Task brief: Leaving the pictures aside, restate all of the data exactly.

Stored items:
§ §
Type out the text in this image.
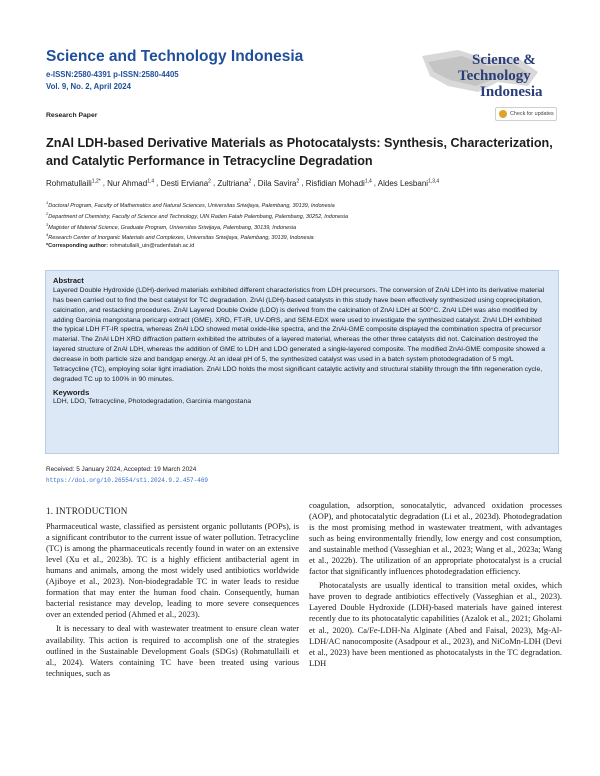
Science and Technology Indonesia
e-ISSN:2580-4391 p-ISSN:2580-4405
Vol. 9, No. 2, April 2024
Science &
Technology
Indonesia
Research Paper	Check for updates
ZnAl LDH-based Derivative Materials as Photocatalysts: Synthesis, Characterization, and Catalytic Performance in Tetracycline Degradation
Rohmatullaili$^{1,2*}$ , Nur Ahmad$^{1,4}$ , Desti Erviana$^2$ , Zultriana$^2$ , Dila Savira$^2$ , Risfidian Mohadi$^{1,4}$ , Aldes Lesbani$^{1,3,4}$
$^1$Doctoral Program, Faculty of Mathematics and Natural Sciences, Universitas Sriwijaya, Palembang, 30139, Indonesia
$^2$Department of Chemistry, Faculty of Science and Technology, UIN Raden Fatah Palembang, Palembang, 30252, Indonesia
$^3$Magister of Material Science, Graduate Program, Universitas Sriwijaya, Palembang, 30139, Indonesia
$^4$Research Center of Inorganic Materials and Complexes, Universitas Sriwijaya, Palembang, 30139, Indonesia
*Corresponding author: rohmatullaili_uin@radenfatah.ac.id
Abstract

Layered Double Hydroxide (LDH)-derived materials exhibited different characteristics from LDH precursors. The conversion of ZnAl LDH into its derivative material has been carried out to find the best catalyst for TC degradation. ZnAl (LDH)-based catalysts in this study have been effectively synthesized using coprecipitation, calcination, and restacking procedures. ZnAl Layered Double Oxide (LDO) is derived from the calcination of ZnAl LDH at 500°C. ZnAl LDH was also modified by adding Garcinia mangostana pericarp extract (GME). XRD, FT-IR, UV-DRS, and SEM-EDX were used to investigate the synthesized catalyst. ZnAl LDH exhibited the typical LDH FT-IR spectra, whereas ZnAl LDO showed metal oxide-like spectra, and the ZnAl-GME composite displayed the combination spectra of precursor material. The ZnAl LDH XRD diffraction pattern exhibited the attributes of a layered material, whereas the other three catalysts did not. Calcination destroyed the layered structure of ZnAl LDH, whereas the addition of GME to LDH and LDO generated a single-layered composite. The modified ZnAl-GME composite showed a decrease in both particle size and bandgap energy. At an ideal pH of 5, the synthesized catalyst was used in a batch system photodegradation of 5 mg/L Tetracycline (TC), employing solar light irradiation. ZnAl LDO holds the most significant catalytic activity and structural stability through the fifth regeneration cycle, degraded TC up to 100% in 90 minutes.

Keywords

LDH, LDO, Tetracycline, Photodegradation, Garcinia mangostana

Received: 5 January 2024, Accepted: 19 March 2024
https://doi.org/10.26554/sti.2024.9.2.457-469
1. INTRODUCTION

Pharmaceutical waste, classified as persistent organic pollutants (POPs), is a significant contributor to the current issue of water pollution. Tetracycline (TC) is among the pharmaceuticals recently found in water on an extensive level (Xu et al., 2023b). TC is a highly efficient antibacterial agent in humans and animals, among the most widely used antibiotics worldwide (Ajiboye et al., 2023). Non-biodegradable TC in water leads to residue formation that may enter the human food chain. Consequently, human bacterial resistance may develop, leading to more severe consequences over an extended period (Ahmed et al., 2023).

It is necessary to deal with wastewater treatment to ensure clean water availability. This action is required to accomplish one of the strategies outlined in the Sustainable Development Goals (SDGs) (Rohmatullaili et al., 2024). Waters containing TC have been treated using various techniques, such as

coagulation, adsorption, sonocatalytic, advanced oxidation processes (AOP), and photocatalytic degradation (Li et al., 2023d). Photodegradation is the most promising method in wastewater treatment, with advantages such as being environmentally friendly, low energy and cost consumption, and sustainable method (Vasseghian et al., 2023; Wang et al., 2023a; Wang et al., 2022b). The utilization of an appropriate photocatalyst is a crucial factor that significantly influences photodegradation efficiency.

Photocatalysts are usually identical to transition metal oxides, which have proven to degrade antibiotics effectively (Vasseghian et al., 2023). Layered Double Hydroxide (LDH)-based materials have gained interest recently due to its photocatalytic capabilities (Azalok et al., 2021; Gholami et al., 2020). Ca/Fe-LDH-Na Alginate (Abed and Faisal, 2023), Mg-Al-LDH/AC nanocomposite (Asadpour et al., 2023), and NiCoMn-LDH (Devi et al., 2023) have been mentioned as photocatalysts in the TC degradation. LDH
§ §
Task solution:
Type out the text in this image.
Science and Technology Indonesia
e-ISSN:2580-4391 p-ISSN:2580-4405
Vol. 9, No. 2, April 2024
Science &
Technology
Indonesia
Research Paper	Check for updates
ZnAl LDH-based Derivative Materials as Photocatalysts: Synthesis, Characterization, and Catalytic Performance in Tetracycline Degradation
Rohmatullaili$^{1,2*}$ , Nur Ahmad$^{1,4}$ , Desti Erviana$^2$ , Zultriana$^2$ , Dila Savira$^2$ , Risfidian Mohadi$^{1,4}$ , Aldes Lesbani$^{1,3,4}$
$^1$Doctoral Program, Faculty of Mathematics and Natural Sciences, Universitas Sriwijaya, Palembang, 30139, Indonesia
$^2$Department of Chemistry, Faculty of Science and Technology, UIN Raden Fatah Palembang, Palembang, 30252, Indonesia
$^3$Magister of Material Science, Graduate Program, Universitas Sriwijaya, Palembang, 30139, Indonesia
$^4$Research Center of Inorganic Materials and Complexes, Universitas Sriwijaya, Palembang, 30139, Indonesia
*Corresponding author: rohmatullaili_uin@radenfatah.ac.id
Abstract

Layered Double Hydroxide (LDH)-derived materials exhibited different characteristics from LDH precursors. The conversion of ZnAl LDH into its derivative material has been carried out to find the best catalyst for TC degradation. ZnAl (LDH)-based catalysts in this study have been effectively synthesized using coprecipitation, calcination, and restacking procedures. ZnAl Layered Double Oxide (LDO) is derived from the calcination of ZnAl LDH at 500°C. ZnAl LDH was also modified by adding Garcinia mangostana pericarp extract (GME). XRD, FT-IR, UV-DRS, and SEM-EDX were used to investigate the synthesized catalyst. ZnAl LDH exhibited the typical LDH FT-IR spectra, whereas ZnAl LDO showed metal oxide-like spectra, and the ZnAl-GME composite displayed the combination spectra of precursor material. The ZnAl LDH XRD diffraction pattern exhibited the attributes of a layered material, whereas the other three catalysts did not. Calcination destroyed the layered structure of ZnAl LDH, whereas the addition of GME to LDH and LDO generated a single-layered composite. The modified ZnAl-GME composite showed a decrease in both particle size and bandgap energy. At an ideal pH of 5, the synthesized catalyst was used in a batch system photodegradation of 5 mg/L Tetracycline (TC), employing solar light irradiation. ZnAl LDO holds the most significant catalytic activity and structural stability through the fifth regeneration cycle, degraded TC up to 100% in 90 minutes.

Keywords

LDH, LDO, Tetracycline, Photodegradation, Garcinia mangostana

Received: 5 January 2024, Accepted: 19 March 2024
https://doi.org/10.26554/sti.2024.9.2.457-469
1. INTRODUCTION

Pharmaceutical waste, classified as persistent organic pollutants (POPs), is a significant contributor to the current issue of water pollution. Tetracycline (TC) is among the pharmaceuticals recently found in water on an extensive level (Xu et al., 2023b). TC is a highly efficient antibacterial agent in humans and animals, among the most widely used antibiotics worldwide (Ajiboye et al., 2023). Non-biodegradable TC in water leads to residue formation that may enter the human food chain. Consequently, human bacterial resistance may develop, leading to more severe consequences over an extended period (Ahmed et al., 2023).

It is necessary to deal with wastewater treatment to ensure clean water availability. This action is required to accomplish one of the strategies outlined in the Sustainable Development Goals (SDGs) (Rohmatullaili et al., 2024). Waters containing TC have been treated using various techniques, such as

coagulation, adsorption, sonocatalytic, advanced oxidation processes (AOP), and photocatalytic degradation (Li et al., 2023d). Photodegradation is the most promising method in wastewater treatment, with advantages such as being environmentally friendly, low energy and cost consumption, and sustainable method (Vasseghian et al., 2023; Wang et al., 2023a; Wang et al., 2022b). The utilization of an appropriate photocatalyst is a crucial factor that significantly influences photodegradation efficiency.

Photocatalysts are usually identical to transition metal oxides, which have proven to degrade antibiotics effectively (Vasseghian et al., 2023). Layered Double Hydroxide (LDH)-based materials have gained interest recently due to its photocatalytic capabilities (Azalok et al., 2021; Gholami et al., 2020). Ca/Fe-LDH-Na Alginate (Abed and Faisal, 2023), Mg-Al-LDH/AC nanocomposite (Asadpour et al., 2023), and NiCoMn-LDH (Devi et al., 2023) have been mentioned as photocatalysts in the TC degradation. LDH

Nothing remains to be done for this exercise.